• [EXTRAIT DE PAGE]:
::::::

Bénéficiant d'une écriture solide, ce premier épisode, riche en promesses, révèle un potentiel indéniable, en trouvant l'inspiration aussi bien auprès des codes des dramas historiques, sans renier les scènes d'action, qu'auprés de dramas familiaux plus intimistes. Le tout demeure assujetti à une dose de fantastique légendaire, qui permet de suivre une thématique centrale originale, et qui tranche avec les sujets traditionnels des kdramas : une quête de survie, une réflexion sur la différence... Sous-tendant et transcendant les storylines, une question demeure : quels rapports sont possibles entre humains et Gumiho ?

::::::

• [LIGNES FOURNIES]:

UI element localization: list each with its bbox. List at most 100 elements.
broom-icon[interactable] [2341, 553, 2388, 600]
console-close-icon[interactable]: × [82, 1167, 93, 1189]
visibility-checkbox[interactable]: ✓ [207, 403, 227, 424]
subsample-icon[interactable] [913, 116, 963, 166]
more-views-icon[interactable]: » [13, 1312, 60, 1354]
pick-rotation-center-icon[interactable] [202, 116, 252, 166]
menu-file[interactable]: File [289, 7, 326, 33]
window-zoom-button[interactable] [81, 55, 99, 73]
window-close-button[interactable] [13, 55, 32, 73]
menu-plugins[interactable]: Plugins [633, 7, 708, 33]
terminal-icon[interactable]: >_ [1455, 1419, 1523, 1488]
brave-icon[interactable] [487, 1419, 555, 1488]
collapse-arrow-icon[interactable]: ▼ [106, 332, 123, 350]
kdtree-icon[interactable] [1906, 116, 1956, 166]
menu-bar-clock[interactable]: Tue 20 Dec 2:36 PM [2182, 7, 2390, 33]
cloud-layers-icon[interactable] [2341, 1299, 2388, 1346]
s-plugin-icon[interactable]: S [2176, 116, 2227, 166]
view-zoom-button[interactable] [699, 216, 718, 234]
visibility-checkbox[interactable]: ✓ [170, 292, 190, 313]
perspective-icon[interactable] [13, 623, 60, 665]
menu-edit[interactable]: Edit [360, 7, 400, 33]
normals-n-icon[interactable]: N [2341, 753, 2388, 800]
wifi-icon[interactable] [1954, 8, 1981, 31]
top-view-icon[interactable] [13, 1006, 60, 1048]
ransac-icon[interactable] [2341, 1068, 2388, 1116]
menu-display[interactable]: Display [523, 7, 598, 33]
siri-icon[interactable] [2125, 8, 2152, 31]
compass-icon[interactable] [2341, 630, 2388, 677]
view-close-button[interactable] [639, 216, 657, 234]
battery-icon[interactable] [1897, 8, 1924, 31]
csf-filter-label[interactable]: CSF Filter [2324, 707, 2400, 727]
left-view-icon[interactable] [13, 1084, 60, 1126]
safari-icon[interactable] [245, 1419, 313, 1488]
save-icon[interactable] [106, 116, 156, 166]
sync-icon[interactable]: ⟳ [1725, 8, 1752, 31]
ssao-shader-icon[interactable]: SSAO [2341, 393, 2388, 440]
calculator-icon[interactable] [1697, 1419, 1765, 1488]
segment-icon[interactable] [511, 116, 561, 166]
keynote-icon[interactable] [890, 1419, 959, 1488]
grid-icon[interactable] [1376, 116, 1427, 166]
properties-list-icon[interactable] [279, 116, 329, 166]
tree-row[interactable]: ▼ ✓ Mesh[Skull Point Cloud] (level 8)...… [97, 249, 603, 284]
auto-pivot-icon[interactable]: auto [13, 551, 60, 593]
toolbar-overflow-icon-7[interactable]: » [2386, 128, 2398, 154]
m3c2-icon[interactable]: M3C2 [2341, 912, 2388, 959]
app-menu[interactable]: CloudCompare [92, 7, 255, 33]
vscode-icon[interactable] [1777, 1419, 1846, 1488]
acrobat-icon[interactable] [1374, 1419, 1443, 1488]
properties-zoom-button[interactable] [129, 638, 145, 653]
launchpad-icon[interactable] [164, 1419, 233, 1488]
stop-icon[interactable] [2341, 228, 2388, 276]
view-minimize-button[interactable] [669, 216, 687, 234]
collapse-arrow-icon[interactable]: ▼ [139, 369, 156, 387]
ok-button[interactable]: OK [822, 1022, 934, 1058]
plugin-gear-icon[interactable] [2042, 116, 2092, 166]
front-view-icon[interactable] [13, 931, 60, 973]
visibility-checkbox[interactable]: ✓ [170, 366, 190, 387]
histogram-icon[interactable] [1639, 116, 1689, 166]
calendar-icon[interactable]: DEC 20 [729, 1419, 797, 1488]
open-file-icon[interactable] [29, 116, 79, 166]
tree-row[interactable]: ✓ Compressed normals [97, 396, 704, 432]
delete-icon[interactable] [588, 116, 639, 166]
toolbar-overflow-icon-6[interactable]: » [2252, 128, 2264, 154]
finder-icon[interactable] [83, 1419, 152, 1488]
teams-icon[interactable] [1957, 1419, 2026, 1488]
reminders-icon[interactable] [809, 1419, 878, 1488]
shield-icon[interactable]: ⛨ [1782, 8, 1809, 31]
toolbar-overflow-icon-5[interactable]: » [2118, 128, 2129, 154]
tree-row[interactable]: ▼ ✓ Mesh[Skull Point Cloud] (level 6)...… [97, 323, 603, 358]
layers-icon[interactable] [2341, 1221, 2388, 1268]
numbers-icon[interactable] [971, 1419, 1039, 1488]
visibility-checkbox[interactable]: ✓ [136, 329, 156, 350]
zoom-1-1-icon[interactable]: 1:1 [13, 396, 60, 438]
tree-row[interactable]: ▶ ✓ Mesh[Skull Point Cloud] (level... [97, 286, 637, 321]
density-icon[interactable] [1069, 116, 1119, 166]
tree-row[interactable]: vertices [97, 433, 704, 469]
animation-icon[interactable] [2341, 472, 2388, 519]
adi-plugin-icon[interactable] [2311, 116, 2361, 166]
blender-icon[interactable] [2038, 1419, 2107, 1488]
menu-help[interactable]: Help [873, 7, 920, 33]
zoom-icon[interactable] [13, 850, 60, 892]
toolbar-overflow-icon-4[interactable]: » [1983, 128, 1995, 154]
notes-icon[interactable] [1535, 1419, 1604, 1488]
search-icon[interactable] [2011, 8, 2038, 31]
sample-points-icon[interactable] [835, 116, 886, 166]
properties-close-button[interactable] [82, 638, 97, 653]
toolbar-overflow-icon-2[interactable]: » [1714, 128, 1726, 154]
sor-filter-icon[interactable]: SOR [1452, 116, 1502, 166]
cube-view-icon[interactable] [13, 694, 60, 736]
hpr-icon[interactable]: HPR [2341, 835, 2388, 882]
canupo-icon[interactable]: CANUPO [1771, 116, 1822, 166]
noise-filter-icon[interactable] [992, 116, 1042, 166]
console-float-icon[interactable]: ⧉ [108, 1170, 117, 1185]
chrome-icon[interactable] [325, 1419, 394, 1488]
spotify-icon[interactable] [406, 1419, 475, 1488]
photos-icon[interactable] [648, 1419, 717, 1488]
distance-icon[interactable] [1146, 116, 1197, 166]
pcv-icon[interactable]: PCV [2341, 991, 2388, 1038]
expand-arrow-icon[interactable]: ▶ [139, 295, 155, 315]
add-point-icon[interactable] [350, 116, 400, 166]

::::::

• [ÉNONCÉ]:
Recopiez mot pour mot le passage de l'extrait de page qui va de « Bénéficiant d'une écriture » jusqu'à « et Gumiho ? » inclus. Les lignes forment un matériau indépendant de l'extrait de page.

• [RÉPONSE COMPLÈTE]:
Bénéficiant d'une écriture solide, ce premier épisode, riche en promesses, révèle un potentiel indéniable, en trouvant l'inspiration aussi bien auprès des codes des dramas historiques, sans renier les scènes d'action, qu'auprés de dramas familiaux plus intimistes. Le tout demeure assujetti à une dose de fantastique légendaire, qui permet de suivre une thématique centrale originale, et qui tranche avec les sujets traditionnels des kdramas : une quête de survie, une réflexion sur la différence... Sous-tendant et transcendant les storylines, une question demeure : quels rapports sont possibles entre humains et Gumiho ?